• _Instructions to follow_
Give the number of lines in this listing that contain "Subtrahieren", with no other words.
## Start Material for the task
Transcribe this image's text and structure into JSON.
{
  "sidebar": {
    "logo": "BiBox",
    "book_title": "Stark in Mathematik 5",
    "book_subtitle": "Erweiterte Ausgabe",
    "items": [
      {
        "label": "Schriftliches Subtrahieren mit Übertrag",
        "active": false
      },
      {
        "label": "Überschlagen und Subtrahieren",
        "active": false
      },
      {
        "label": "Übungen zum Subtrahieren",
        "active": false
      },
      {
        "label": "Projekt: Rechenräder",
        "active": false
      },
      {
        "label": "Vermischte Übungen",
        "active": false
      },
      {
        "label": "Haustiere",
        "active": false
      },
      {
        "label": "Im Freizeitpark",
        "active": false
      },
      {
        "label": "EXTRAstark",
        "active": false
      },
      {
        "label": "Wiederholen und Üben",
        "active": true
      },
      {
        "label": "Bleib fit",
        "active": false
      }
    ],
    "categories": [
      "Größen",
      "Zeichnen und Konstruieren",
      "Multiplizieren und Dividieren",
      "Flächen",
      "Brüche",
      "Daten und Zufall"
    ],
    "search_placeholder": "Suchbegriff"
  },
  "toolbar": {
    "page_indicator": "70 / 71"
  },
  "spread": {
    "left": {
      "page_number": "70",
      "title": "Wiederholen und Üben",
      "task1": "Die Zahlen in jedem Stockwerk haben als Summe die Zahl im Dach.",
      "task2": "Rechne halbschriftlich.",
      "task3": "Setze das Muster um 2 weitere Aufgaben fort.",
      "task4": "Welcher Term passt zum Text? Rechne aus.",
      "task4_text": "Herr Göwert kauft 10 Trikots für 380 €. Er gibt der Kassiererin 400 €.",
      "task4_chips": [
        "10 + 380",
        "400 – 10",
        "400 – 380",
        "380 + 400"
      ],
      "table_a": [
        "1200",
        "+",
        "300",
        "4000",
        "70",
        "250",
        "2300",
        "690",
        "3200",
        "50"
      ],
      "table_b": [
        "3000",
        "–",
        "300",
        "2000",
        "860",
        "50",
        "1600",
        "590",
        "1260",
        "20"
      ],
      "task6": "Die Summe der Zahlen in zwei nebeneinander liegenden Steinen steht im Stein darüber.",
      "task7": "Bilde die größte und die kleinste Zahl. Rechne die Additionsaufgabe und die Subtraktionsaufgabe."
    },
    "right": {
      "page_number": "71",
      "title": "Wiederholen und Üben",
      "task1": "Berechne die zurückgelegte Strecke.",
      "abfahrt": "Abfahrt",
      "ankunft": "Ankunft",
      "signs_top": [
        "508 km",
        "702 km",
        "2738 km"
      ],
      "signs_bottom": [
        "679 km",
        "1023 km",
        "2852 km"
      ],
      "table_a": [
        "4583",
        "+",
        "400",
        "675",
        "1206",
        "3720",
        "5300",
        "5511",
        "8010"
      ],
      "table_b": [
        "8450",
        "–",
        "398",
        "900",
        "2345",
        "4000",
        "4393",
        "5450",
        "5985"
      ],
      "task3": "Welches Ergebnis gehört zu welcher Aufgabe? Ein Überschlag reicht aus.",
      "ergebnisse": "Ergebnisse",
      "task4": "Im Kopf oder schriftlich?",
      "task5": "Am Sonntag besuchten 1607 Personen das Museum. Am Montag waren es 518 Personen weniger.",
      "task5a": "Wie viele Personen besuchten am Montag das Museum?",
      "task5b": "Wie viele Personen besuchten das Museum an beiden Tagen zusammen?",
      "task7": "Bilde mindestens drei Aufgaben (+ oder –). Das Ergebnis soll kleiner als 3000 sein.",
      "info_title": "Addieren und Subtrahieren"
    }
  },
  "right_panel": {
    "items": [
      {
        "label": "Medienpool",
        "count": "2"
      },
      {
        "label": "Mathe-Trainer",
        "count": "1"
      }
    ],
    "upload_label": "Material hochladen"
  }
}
## End Material for the task
• _Worked answer_
4